* [EXERCISE DIRECTIONS]:
Read the records below. Copy each line where the string "linden" occurs.

[Extracted data entries]
[Start]

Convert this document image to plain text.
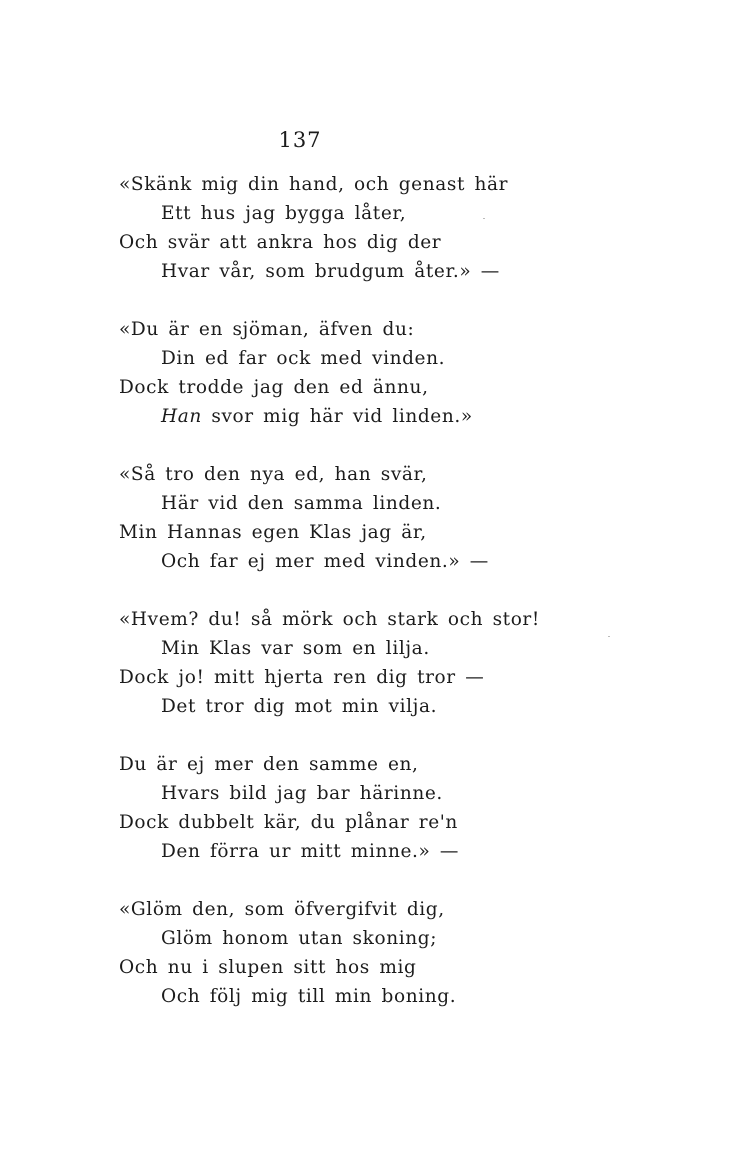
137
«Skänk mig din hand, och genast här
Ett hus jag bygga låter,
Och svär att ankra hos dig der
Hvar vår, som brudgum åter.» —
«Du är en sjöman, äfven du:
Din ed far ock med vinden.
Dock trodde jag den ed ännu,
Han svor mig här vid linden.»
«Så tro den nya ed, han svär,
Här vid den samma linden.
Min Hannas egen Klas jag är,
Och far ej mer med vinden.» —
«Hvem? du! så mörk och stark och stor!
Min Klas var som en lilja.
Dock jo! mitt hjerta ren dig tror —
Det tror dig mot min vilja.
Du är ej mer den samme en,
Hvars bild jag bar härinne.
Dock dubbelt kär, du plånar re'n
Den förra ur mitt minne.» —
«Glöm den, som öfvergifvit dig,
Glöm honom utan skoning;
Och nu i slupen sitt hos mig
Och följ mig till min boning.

[End]
[Start]

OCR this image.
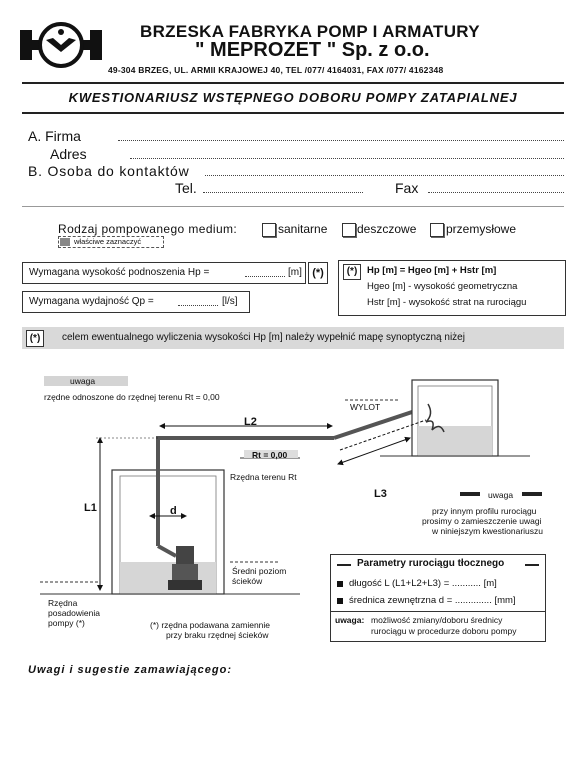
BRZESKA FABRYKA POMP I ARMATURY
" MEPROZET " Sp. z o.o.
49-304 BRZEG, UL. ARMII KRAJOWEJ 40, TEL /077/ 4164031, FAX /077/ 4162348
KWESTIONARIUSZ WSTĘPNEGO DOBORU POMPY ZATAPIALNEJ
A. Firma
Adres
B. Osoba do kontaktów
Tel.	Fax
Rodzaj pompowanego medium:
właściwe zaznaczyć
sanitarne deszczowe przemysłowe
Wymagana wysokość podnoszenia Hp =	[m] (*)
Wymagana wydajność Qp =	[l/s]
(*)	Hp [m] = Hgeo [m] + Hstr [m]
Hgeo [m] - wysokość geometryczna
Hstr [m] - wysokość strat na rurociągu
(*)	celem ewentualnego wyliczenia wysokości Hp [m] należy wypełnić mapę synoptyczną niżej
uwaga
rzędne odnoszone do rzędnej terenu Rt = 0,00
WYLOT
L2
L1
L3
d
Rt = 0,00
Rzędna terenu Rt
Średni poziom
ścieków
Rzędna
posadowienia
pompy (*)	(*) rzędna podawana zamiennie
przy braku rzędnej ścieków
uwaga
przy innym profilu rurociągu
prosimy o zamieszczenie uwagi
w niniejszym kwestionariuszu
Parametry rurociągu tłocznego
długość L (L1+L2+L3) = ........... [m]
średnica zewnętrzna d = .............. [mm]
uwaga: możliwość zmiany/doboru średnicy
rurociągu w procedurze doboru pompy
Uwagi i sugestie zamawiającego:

[End]
[Start]

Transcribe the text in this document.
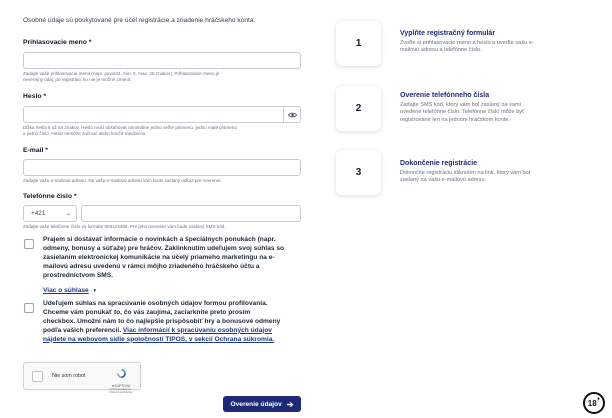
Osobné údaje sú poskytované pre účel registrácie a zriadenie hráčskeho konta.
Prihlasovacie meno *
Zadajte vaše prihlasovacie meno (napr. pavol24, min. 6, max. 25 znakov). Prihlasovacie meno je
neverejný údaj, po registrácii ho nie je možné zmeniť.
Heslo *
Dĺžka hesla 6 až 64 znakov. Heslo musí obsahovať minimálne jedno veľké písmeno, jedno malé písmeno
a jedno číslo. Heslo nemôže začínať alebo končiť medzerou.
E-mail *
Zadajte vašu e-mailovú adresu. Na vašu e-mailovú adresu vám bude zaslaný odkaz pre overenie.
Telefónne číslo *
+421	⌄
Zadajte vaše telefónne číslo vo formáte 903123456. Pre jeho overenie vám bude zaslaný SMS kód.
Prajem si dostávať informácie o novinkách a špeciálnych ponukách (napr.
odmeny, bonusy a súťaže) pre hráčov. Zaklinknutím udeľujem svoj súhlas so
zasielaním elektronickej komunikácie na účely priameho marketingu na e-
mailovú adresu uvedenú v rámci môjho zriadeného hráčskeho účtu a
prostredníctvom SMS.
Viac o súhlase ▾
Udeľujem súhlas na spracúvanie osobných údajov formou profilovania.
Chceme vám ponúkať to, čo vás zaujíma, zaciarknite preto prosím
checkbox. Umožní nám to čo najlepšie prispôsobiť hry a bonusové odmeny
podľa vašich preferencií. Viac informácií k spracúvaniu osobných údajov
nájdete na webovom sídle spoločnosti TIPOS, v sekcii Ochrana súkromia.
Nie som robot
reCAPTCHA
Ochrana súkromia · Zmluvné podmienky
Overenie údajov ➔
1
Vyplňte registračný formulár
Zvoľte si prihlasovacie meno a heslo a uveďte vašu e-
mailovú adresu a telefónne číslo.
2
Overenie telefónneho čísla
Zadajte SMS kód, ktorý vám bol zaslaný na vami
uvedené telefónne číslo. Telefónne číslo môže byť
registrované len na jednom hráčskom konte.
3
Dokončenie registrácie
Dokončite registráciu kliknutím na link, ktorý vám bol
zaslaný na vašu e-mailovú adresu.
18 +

[End]

* [RESPONSE]:
Han svor mig här vid linden.»
Här vid den samma linden.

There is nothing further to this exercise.